# Start of Exercise inputs
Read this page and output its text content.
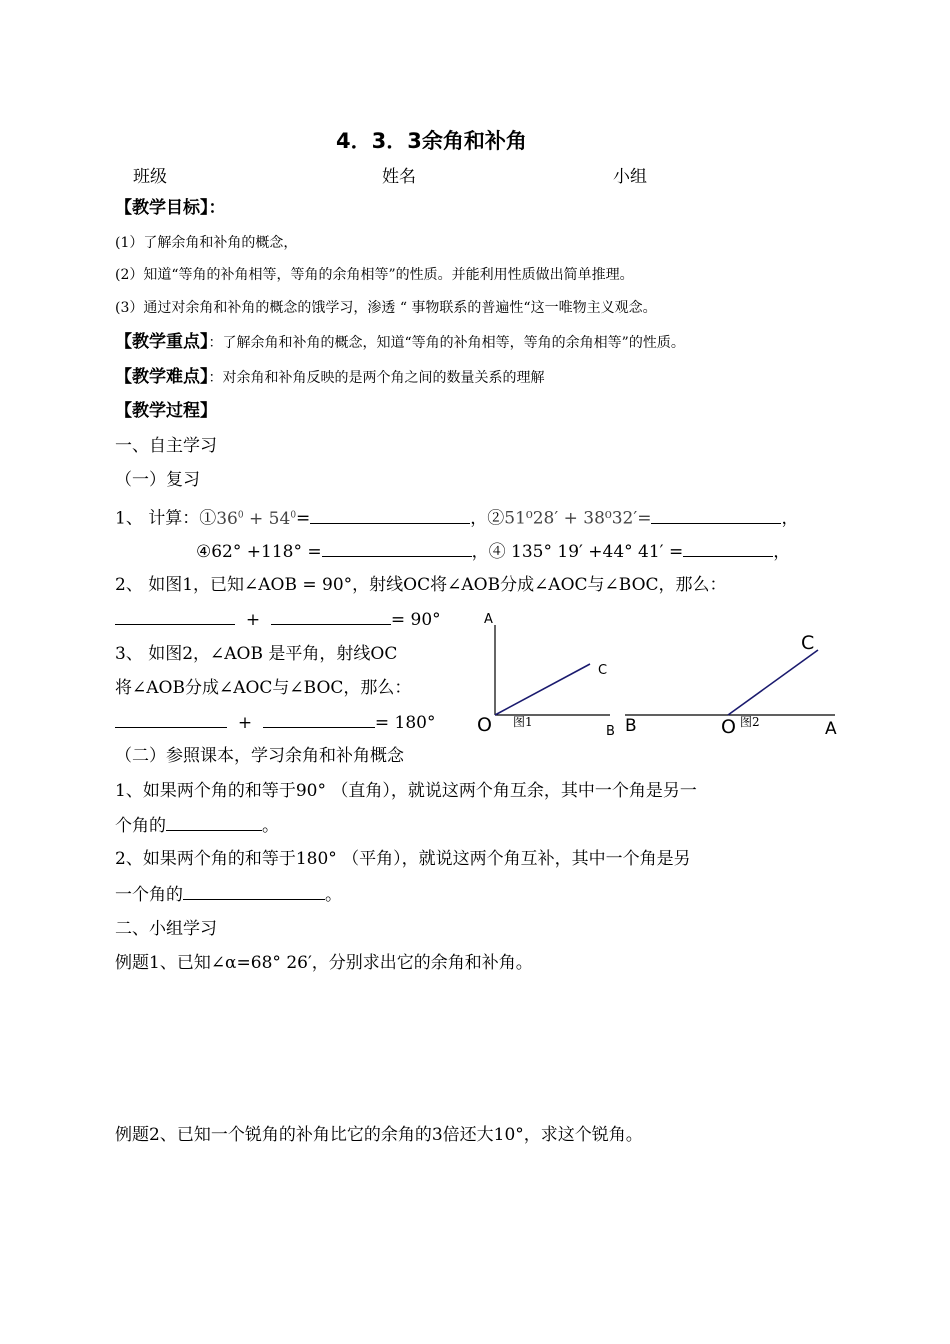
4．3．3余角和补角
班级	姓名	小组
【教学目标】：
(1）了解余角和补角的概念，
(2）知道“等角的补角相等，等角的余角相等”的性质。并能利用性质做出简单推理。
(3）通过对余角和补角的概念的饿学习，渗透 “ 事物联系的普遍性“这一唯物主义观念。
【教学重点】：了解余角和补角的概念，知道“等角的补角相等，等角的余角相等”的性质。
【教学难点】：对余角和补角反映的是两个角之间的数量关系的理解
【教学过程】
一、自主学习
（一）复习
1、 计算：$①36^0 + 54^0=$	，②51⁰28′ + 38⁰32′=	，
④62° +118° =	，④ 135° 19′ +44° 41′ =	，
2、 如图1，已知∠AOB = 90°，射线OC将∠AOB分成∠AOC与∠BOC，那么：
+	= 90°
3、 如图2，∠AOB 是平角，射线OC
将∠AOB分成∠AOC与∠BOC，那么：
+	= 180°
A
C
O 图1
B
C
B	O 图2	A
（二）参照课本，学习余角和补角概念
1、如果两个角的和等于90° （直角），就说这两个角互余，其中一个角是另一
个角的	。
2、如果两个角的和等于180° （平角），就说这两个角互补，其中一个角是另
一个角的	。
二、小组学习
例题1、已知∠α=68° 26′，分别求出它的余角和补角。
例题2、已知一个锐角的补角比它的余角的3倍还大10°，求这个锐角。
# End of Exercise inputs
# Start of Exercise inputs
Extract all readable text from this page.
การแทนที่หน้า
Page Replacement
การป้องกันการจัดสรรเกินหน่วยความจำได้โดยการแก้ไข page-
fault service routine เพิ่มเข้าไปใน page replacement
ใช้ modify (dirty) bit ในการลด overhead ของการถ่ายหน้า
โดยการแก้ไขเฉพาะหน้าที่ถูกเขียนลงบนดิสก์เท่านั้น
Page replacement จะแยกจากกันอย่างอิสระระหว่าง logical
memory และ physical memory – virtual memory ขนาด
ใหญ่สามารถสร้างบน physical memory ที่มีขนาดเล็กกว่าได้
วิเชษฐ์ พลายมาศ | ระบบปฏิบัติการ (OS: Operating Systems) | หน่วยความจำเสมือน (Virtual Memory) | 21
# End of Exercise inputs
# Start of Exercise inputs
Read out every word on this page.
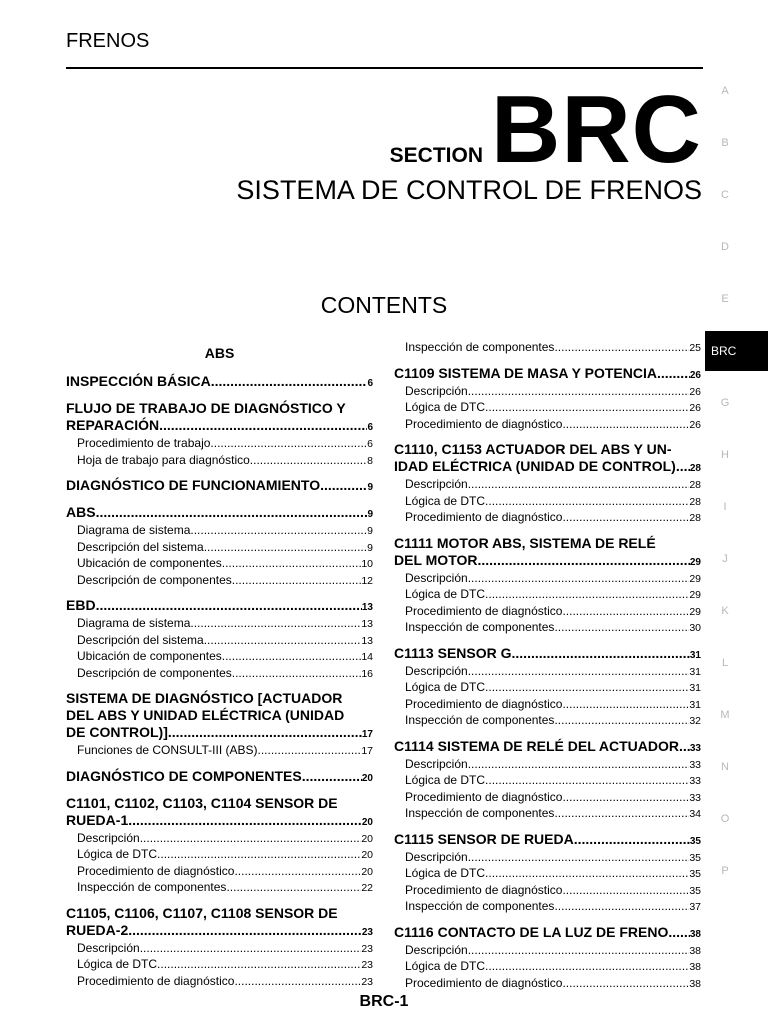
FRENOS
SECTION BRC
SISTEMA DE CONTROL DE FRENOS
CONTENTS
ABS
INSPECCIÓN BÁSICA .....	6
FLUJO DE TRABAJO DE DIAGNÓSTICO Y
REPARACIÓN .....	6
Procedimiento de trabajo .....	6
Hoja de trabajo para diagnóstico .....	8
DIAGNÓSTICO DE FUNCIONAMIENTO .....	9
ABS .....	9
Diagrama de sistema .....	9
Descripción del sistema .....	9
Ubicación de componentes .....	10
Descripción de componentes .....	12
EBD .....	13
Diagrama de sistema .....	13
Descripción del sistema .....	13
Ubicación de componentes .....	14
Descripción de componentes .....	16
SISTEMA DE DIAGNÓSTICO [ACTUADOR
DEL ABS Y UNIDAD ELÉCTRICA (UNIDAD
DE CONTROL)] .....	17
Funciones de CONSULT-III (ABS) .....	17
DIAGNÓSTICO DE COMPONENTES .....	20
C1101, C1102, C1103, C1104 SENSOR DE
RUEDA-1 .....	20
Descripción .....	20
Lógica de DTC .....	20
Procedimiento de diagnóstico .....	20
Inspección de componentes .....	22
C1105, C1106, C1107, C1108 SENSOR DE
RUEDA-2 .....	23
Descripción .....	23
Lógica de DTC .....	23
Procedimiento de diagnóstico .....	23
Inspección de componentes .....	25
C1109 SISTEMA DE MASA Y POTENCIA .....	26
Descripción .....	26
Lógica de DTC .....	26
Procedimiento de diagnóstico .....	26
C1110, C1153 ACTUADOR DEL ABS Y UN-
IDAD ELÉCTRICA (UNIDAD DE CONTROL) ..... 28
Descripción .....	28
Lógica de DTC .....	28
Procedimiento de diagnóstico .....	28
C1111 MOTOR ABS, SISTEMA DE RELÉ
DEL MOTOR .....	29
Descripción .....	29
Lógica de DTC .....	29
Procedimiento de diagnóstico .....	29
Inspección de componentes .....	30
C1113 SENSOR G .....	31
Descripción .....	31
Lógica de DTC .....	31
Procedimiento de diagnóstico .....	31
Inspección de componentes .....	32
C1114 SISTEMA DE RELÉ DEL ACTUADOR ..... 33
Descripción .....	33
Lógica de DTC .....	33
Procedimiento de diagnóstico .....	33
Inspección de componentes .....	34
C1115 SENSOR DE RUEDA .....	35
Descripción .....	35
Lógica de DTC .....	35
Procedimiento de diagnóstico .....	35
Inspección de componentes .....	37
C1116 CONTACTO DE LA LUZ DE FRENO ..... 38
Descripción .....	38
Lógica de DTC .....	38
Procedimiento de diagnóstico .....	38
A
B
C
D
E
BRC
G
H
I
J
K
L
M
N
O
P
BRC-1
# End of Exercise inputs
#### Given problem:
Your answer should be a single number: the count of lines in the data that include the word "Diagrama".

#### Final result:
2